[SHORT TASK]:
Gather every line in the items below that contains the string "legend" and copy each of those lines unchanged. Only lines with the same capitalization count as matches.

(Items stored from a collection)
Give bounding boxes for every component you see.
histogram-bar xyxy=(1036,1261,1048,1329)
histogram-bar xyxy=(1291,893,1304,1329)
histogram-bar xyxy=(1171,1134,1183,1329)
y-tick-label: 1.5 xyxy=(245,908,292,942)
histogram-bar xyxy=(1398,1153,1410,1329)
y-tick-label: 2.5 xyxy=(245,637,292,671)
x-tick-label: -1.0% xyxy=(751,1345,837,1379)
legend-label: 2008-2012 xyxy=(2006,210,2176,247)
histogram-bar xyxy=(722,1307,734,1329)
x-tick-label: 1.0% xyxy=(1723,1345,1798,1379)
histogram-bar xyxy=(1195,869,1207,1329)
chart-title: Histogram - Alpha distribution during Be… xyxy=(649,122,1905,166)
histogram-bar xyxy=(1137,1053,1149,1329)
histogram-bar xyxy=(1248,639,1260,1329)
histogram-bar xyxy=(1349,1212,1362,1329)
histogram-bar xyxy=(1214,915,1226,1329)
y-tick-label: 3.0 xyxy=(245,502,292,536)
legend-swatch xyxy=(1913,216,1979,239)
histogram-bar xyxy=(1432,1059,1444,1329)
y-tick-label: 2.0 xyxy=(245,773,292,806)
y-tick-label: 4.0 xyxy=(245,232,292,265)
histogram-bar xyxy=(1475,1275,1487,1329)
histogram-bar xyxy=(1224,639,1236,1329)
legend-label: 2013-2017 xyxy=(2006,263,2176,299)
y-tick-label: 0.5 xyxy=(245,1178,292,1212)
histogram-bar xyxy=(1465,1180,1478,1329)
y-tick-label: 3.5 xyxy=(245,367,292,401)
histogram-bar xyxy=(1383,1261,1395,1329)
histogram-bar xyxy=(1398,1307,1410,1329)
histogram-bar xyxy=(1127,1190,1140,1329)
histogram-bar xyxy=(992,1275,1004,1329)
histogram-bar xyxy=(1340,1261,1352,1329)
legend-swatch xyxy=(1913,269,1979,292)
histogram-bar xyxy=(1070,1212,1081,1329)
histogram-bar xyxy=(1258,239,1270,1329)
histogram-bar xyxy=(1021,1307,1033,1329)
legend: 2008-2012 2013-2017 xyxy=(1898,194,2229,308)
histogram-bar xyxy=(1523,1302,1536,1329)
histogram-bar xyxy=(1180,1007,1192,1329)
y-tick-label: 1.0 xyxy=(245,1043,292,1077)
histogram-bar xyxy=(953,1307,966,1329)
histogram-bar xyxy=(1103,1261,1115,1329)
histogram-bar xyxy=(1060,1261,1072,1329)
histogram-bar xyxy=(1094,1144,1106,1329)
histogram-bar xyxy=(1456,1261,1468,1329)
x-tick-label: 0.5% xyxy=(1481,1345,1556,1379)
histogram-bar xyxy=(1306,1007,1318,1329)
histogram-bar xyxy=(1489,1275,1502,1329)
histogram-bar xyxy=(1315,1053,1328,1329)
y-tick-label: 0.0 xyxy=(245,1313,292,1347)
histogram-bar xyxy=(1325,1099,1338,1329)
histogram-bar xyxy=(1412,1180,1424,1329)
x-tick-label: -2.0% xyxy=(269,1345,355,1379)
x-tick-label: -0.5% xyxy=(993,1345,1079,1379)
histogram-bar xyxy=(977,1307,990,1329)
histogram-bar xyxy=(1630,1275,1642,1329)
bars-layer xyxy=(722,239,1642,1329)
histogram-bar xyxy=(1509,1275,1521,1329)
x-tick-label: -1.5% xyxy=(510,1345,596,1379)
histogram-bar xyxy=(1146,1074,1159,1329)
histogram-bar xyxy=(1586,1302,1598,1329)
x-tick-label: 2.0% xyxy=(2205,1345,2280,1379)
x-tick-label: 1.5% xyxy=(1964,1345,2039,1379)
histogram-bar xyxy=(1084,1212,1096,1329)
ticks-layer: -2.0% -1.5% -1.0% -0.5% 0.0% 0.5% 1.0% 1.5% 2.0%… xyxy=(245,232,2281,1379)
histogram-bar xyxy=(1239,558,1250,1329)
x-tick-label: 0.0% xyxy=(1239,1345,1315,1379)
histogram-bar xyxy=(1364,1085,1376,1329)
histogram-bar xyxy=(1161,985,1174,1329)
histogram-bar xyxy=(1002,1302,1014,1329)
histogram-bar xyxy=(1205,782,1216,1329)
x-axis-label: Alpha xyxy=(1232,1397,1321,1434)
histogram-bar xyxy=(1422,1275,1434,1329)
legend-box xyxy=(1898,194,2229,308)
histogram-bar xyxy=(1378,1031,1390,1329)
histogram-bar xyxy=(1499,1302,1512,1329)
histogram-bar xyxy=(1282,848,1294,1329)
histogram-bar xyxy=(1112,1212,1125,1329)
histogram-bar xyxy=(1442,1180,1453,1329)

[CORRECT ANSWER]:
legend-label: 2008-2012 xyxy=(2006,210,2176,247)
legend-swatch xyxy=(1913,216,1979,239)
legend-label: 2013-2017 xyxy=(2006,263,2176,299)
legend-swatch xyxy=(1913,269,1979,292)
legend: 2008-2012 2013-2017 xyxy=(1898,194,2229,308)
legend-box xyxy=(1898,194,2229,308)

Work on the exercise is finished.